#### What to produce:
Copy each line of the listing below exactly.
— Start Supplied records —
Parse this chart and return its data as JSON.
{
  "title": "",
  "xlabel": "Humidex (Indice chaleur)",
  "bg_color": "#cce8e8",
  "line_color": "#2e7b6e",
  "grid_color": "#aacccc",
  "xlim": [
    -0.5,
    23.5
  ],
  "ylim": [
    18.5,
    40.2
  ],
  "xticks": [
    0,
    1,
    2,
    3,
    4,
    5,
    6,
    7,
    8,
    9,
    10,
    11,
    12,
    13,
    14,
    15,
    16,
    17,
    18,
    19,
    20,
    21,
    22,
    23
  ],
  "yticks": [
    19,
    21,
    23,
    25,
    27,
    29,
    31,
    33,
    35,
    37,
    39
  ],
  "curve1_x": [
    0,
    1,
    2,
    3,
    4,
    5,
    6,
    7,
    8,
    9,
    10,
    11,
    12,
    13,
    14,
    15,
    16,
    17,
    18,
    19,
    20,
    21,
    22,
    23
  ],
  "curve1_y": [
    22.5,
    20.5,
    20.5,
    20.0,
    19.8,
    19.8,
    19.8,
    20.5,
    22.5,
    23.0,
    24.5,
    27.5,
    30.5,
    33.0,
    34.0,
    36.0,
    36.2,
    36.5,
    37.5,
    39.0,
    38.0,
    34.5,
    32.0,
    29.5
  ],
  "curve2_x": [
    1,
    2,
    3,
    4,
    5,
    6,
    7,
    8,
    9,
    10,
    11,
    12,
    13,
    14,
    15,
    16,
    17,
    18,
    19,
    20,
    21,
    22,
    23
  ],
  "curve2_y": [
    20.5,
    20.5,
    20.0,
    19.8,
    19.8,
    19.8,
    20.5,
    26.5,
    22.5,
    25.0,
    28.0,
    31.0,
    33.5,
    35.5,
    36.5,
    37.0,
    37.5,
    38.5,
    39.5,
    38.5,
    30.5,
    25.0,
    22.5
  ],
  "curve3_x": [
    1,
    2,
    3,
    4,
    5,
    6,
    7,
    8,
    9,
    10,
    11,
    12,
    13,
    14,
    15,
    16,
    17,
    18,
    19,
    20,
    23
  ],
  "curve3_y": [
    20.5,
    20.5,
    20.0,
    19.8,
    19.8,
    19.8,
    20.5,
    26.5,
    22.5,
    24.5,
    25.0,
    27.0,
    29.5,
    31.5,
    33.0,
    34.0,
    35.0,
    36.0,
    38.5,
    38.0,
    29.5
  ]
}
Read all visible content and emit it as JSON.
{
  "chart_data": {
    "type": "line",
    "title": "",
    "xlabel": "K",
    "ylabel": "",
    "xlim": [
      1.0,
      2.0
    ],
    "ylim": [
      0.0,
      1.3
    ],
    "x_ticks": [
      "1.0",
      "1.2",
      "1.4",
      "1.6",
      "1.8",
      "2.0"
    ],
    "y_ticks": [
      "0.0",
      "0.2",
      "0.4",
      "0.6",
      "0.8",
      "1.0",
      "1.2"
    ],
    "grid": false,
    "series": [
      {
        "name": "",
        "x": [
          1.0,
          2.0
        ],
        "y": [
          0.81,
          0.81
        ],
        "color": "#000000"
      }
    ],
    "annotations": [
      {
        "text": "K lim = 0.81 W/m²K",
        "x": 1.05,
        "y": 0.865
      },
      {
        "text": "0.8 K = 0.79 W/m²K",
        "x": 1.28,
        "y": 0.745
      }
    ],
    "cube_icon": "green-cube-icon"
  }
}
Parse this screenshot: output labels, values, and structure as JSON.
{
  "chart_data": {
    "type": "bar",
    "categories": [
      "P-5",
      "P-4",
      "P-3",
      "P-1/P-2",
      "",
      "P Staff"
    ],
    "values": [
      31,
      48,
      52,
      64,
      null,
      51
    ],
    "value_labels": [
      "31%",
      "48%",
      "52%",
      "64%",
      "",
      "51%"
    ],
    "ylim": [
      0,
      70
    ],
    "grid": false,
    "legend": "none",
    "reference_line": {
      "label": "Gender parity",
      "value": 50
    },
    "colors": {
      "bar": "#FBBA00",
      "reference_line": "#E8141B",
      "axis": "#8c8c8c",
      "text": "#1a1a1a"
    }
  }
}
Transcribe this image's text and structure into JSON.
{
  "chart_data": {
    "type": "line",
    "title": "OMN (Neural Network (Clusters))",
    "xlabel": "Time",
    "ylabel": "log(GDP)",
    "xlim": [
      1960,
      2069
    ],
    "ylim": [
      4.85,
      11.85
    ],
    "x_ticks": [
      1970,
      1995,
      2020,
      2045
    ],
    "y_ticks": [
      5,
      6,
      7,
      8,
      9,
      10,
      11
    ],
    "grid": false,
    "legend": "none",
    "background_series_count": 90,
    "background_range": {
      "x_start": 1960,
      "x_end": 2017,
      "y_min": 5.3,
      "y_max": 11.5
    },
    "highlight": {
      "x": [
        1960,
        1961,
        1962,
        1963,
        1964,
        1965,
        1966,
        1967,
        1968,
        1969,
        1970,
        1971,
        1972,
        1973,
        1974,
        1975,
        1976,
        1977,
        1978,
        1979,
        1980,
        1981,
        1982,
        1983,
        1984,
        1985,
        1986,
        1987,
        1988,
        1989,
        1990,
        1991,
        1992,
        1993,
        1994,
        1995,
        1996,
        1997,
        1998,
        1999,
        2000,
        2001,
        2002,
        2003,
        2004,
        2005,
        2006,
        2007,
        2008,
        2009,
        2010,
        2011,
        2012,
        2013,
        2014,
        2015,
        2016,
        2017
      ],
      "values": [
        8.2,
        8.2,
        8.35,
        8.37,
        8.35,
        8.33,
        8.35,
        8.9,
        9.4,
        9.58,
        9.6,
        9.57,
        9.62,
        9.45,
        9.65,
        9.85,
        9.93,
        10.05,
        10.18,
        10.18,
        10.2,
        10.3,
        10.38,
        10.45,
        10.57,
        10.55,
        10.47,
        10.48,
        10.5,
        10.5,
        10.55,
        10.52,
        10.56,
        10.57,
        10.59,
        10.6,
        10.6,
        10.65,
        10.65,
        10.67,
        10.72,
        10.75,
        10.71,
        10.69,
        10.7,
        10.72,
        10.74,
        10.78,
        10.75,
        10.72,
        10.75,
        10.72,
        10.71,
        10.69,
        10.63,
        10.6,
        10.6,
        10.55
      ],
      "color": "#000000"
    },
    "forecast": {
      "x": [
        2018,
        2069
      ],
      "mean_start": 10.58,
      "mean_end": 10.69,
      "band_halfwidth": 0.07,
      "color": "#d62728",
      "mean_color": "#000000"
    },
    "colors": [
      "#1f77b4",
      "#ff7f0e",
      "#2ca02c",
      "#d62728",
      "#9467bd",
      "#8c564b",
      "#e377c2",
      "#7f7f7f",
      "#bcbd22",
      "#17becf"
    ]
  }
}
— End Supplied records —
#### Response for this exercise:
Parse this chart and return its data as JSON.
{
  "title": "",
  "xlabel": "Humidex (Indice chaleur)",
  "bg_color": "#cce8e8",
  "line_color": "#2e7b6e",
  "grid_color": "#aacccc",
  "xlim": [
    -0.5,
    23.5
  ],
  "ylim": [
    18.5,
    40.2
  ],
  "xticks": [
    0,
    1,
    2,
    3,
    4,
    5,
    6,
    7,
    8,
    9,
    10,
    11,
    12,
    13,
    14,
    15,
    16,
    17,
    18,
    19,
    20,
    21,
    22,
    23
  ],
  "yticks": [
    19,
    21,
    23,
    25,
    27,
    29,
    31,
    33,
    35,
    37,
    39
  ],
  "curve1_x": [
    0,
    1,
    2,
    3,
    4,
    5,
    6,
    7,
    8,
    9,
    10,
    11,
    12,
    13,
    14,
    15,
    16,
    17,
    18,
    19,
    20,
    21,
    22,
    23
  ],
  "curve1_y": [
    22.5,
    20.5,
    20.5,
    20.0,
    19.8,
    19.8,
    19.8,
    20.5,
    22.5,
    23.0,
    24.5,
    27.5,
    30.5,
    33.0,
    34.0,
    36.0,
    36.2,
    36.5,
    37.5,
    39.0,
    38.0,
    34.5,
    32.0,
    29.5
  ],
  "curve2_x": [
    1,
    2,
    3,
    4,
    5,
    6,
    7,
    8,
    9,
    10,
    11,
    12,
    13,
    14,
    15,
    16,
    17,
    18,
    19,
    20,
    21,
    22,
    23
  ],
  "curve2_y": [
    20.5,
    20.5,
    20.0,
    19.8,
    19.8,
    19.8,
    20.5,
    26.5,
    22.5,
    25.0,
    28.0,
    31.0,
    33.5,
    35.5,
    36.5,
    37.0,
    37.5,
    38.5,
    39.5,
    38.5,
    30.5,
    25.0,
    22.5
  ],
  "curve3_x": [
    1,
    2,
    3,
    4,
    5,
    6,
    7,
    8,
    9,
    10,
    11,
    12,
    13,
    14,
    15,
    16,
    17,
    18,
    19,
    20,
    23
  ],
  "curve3_y": [
    20.5,
    20.5,
    20.0,
    19.8,
    19.8,
    19.8,
    20.5,
    26.5,
    22.5,
    24.5,
    25.0,
    27.0,
    29.5,
    31.5,
    33.0,
    34.0,
    35.0,
    36.0,
    38.5,
    38.0,
    29.5
  ]
}
Read all visible content and emit it as JSON.
{
  "chart_data": {
    "type": "line",
    "title": "",
    "xlabel": "K",
    "ylabel": "",
    "xlim": [
      1.0,
      2.0
    ],
    "ylim": [
      0.0,
      1.3
    ],
    "x_ticks": [
      "1.0",
      "1.2",
      "1.4",
      "1.6",
      "1.8",
      "2.0"
    ],
    "y_ticks": [
      "0.0",
      "0.2",
      "0.4",
      "0.6",
      "0.8",
      "1.0",
      "1.2"
    ],
    "grid": false,
    "series": [
      {
        "name": "",
        "x": [
          1.0,
          2.0
        ],
        "y": [
          0.81,
          0.81
        ],
        "color": "#000000"
      }
    ],
    "annotations": [
      {
        "text": "K lim = 0.81 W/m²K",
        "x": 1.05,
        "y": 0.865
      },
      {
        "text": "0.8 K = 0.79 W/m²K",
        "x": 1.28,
        "y": 0.745
      }
    ],
    "cube_icon": "green-cube-icon"
  }
}
Parse this screenshot: output labels, values, and structure as JSON.
{
  "chart_data": {
    "type": "bar",
    "categories": [
      "P-5",
      "P-4",
      "P-3",
      "P-1/P-2",
      "",
      "P Staff"
    ],
    "values": [
      31,
      48,
      52,
      64,
      null,
      51
    ],
    "value_labels": [
      "31%",
      "48%",
      "52%",
      "64%",
      "",
      "51%"
    ],
    "ylim": [
      0,
      70
    ],
    "grid": false,
    "legend": "none",
    "reference_line": {
      "label": "Gender parity",
      "value": 50
    },
    "colors": {
      "bar": "#FBBA00",
      "reference_line": "#E8141B",
      "axis": "#8c8c8c",
      "text": "#1a1a1a"
    }
  }
}
Transcribe this image's text and structure into JSON.
{
  "chart_data": {
    "type": "line",
    "title": "OMN (Neural Network (Clusters))",
    "xlabel": "Time",
    "ylabel": "log(GDP)",
    "xlim": [
      1960,
      2069
    ],
    "ylim": [
      4.85,
      11.85
    ],
    "x_ticks": [
      1970,
      1995,
      2020,
      2045
    ],
    "y_ticks": [
      5,
      6,
      7,
      8,
      9,
      10,
      11
    ],
    "grid": false,
    "legend": "none",
    "background_series_count": 90,
    "background_range": {
      "x_start": 1960,
      "x_end": 2017,
      "y_min": 5.3,
      "y_max": 11.5
    },
    "highlight": {
      "x": [
        1960,
        1961,
        1962,
        1963,
        1964,
        1965,
        1966,
        1967,
        1968,
        1969,
        1970,
        1971,
        1972,
        1973,
        1974,
        1975,
        1976,
        1977,
        1978,
        1979,
        1980,
        1981,
        1982,
        1983,
        1984,
        1985,
        1986,
        1987,
        1988,
        1989,
        1990,
        1991,
        1992,
        1993,
        1994,
        1995,
        1996,
        1997,
        1998,
        1999,
        2000,
        2001,
        2002,
        2003,
        2004,
        2005,
        2006,
        2007,
        2008,
        2009,
        2010,
        2011,
        2012,
        2013,
        2014,
        2015,
        2016,
        2017
      ],
      "values": [
        8.2,
        8.2,
        8.35,
        8.37,
        8.35,
        8.33,
        8.35,
        8.9,
        9.4,
        9.58,
        9.6,
        9.57,
        9.62,
        9.45,
        9.65,
        9.85,
        9.93,
        10.05,
        10.18,
        10.18,
        10.2,
        10.3,
        10.38,
        10.45,
        10.57,
        10.55,
        10.47,
        10.48,
        10.5,
        10.5,
        10.55,
        10.52,
        10.56,
        10.57,
        10.59,
        10.6,
        10.6,
        10.65,
        10.65,
        10.67,
        10.72,
        10.75,
        10.71,
        10.69,
        10.7,
        10.72,
        10.74,
        10.78,
        10.75,
        10.72,
        10.75,
        10.72,
        10.71,
        10.69,
        10.63,
        10.6,
        10.6,
        10.55
      ],
      "color": "#000000"
    },
    "forecast": {
      "x": [
        2018,
        2069
      ],
      "mean_start": 10.58,
      "mean_end": 10.69,
      "band_halfwidth": 0.07,
      "color": "#d62728",
      "mean_color": "#000000"
    },
    "colors": [
      "#1f77b4",
      "#ff7f0e",
      "#2ca02c",
      "#d62728",
      "#9467bd",
      "#8c564b",
      "#e377c2",
      "#7f7f7f",
      "#bcbd22",
      "#17becf"
    ]
  }
}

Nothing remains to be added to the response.